-- START Given data --

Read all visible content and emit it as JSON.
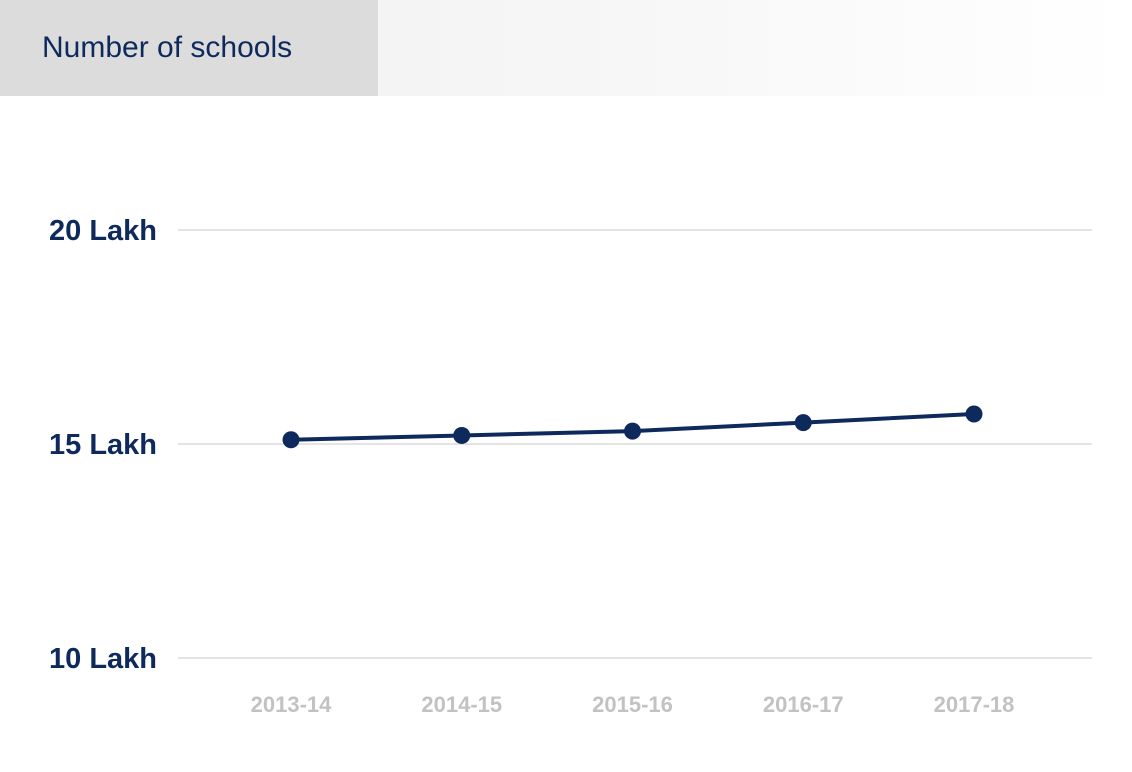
{
  "tab": {
    "label": "Number of schools"
  },
  "chart_data": {
    "type": "line",
    "title": "",
    "xlabel": "",
    "ylabel": "",
    "categories": [
      "2013-14",
      "2014-15",
      "2015-16",
      "2016-17",
      "2017-18"
    ],
    "series": [
      {
        "values": [
          15.1,
          15.2,
          15.3,
          15.5,
          15.7
        ]
      }
    ],
    "ylim": [
      10,
      20
    ],
    "yticks": [
      {
        "value": 10,
        "label": "10 Lakh"
      },
      {
        "value": 15,
        "label": "15 Lakh"
      },
      {
        "value": 20,
        "label": "20 Lakh"
      }
    ],
    "grid": true,
    "colors": {
      "line": "#0e2a5c",
      "grid": "#c8c8c8",
      "xtick": "#c2c2c2",
      "ytick": "#0e2a5c"
    }
  }
}
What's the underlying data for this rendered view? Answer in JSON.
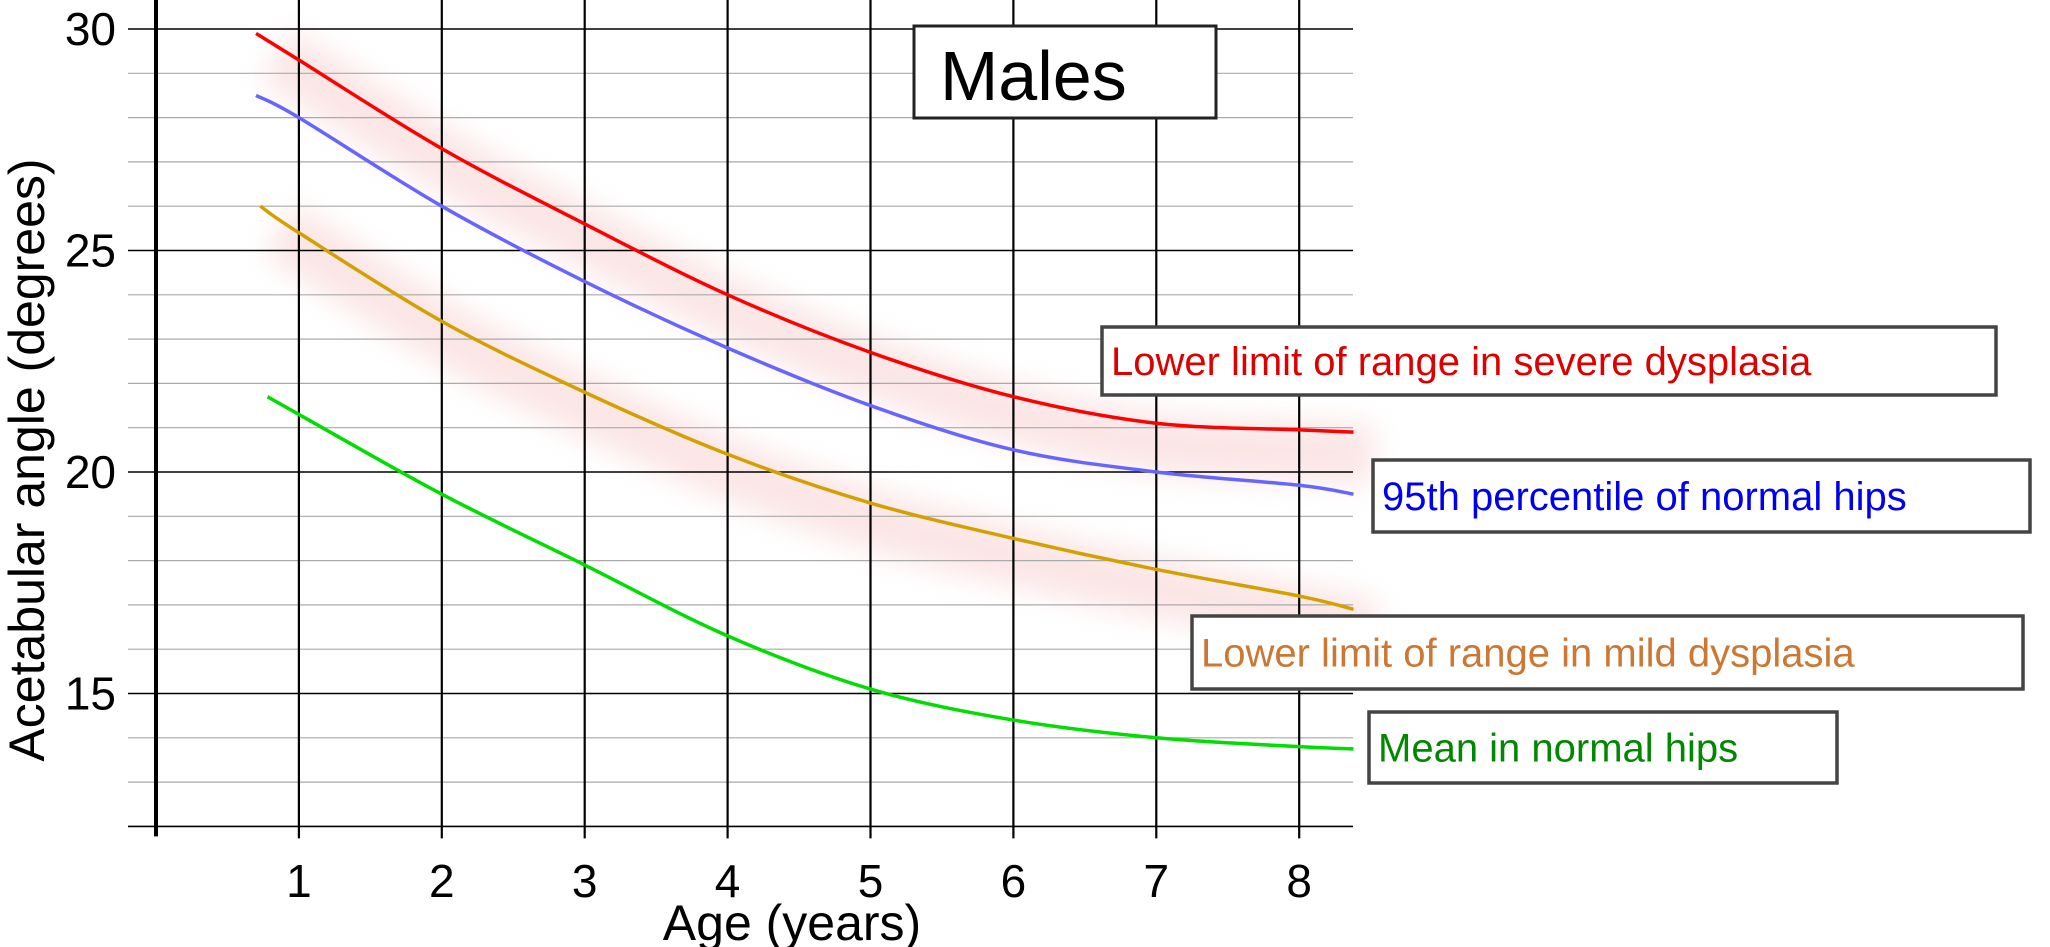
{
  "chart_data": {
    "type": "line",
    "title": "Males",
    "xlabel": "Age (years)",
    "ylabel": "Acetabular angle (degrees)",
    "xlim": [
      0,
      8.38
    ],
    "ylim": [
      12,
      30
    ],
    "x_ticks": [
      "1",
      "2",
      "3",
      "4",
      "5",
      "6",
      "7",
      "8"
    ],
    "y_ticks": [
      "15",
      "20",
      "25",
      "30"
    ],
    "grid": {
      "major_y": true,
      "minor_y_every": 1,
      "vertical_per_year": true
    },
    "series": [
      {
        "name": "Lower limit of range in severe dysplasia",
        "color": "#ff0000",
        "label_color": "#dd0000",
        "x": [
          0.7,
          1,
          2,
          3,
          4,
          5,
          6,
          7,
          8,
          8.38
        ],
        "y": [
          29.9,
          29.3,
          27.3,
          25.6,
          24.0,
          22.7,
          21.7,
          21.1,
          20.95,
          20.9
        ]
      },
      {
        "name": "95th percentile of normal hips",
        "color": "#6666ff",
        "label_color": "#0000ee",
        "x": [
          0.7,
          1,
          2,
          3,
          4,
          5,
          6,
          7,
          8,
          8.38
        ],
        "y": [
          28.5,
          28.0,
          26.0,
          24.3,
          22.8,
          21.5,
          20.5,
          20.0,
          19.7,
          19.5
        ]
      },
      {
        "name": "Lower limit of range in mild dysplasia",
        "color": "#d4a000",
        "label_color": "#cc7733",
        "x": [
          0.73,
          1,
          2,
          3,
          4,
          5,
          6,
          7,
          8,
          8.38
        ],
        "y": [
          26.0,
          25.4,
          23.4,
          21.8,
          20.4,
          19.3,
          18.5,
          17.8,
          17.2,
          16.9
        ]
      },
      {
        "name": "Mean in normal hips",
        "color": "#00dd00",
        "label_color": "#008800",
        "x": [
          0.78,
          1,
          2,
          3,
          4,
          5,
          6,
          7,
          8,
          8.38
        ],
        "y": [
          21.7,
          21.3,
          19.5,
          17.9,
          16.3,
          15.1,
          14.4,
          14.0,
          13.8,
          13.75
        ]
      }
    ]
  }
}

-- END Given data --

Where a line in the material contains "normal", copy that line.

        "name": "95th percentile of normal hips",
        "name": "Mean in normal hips",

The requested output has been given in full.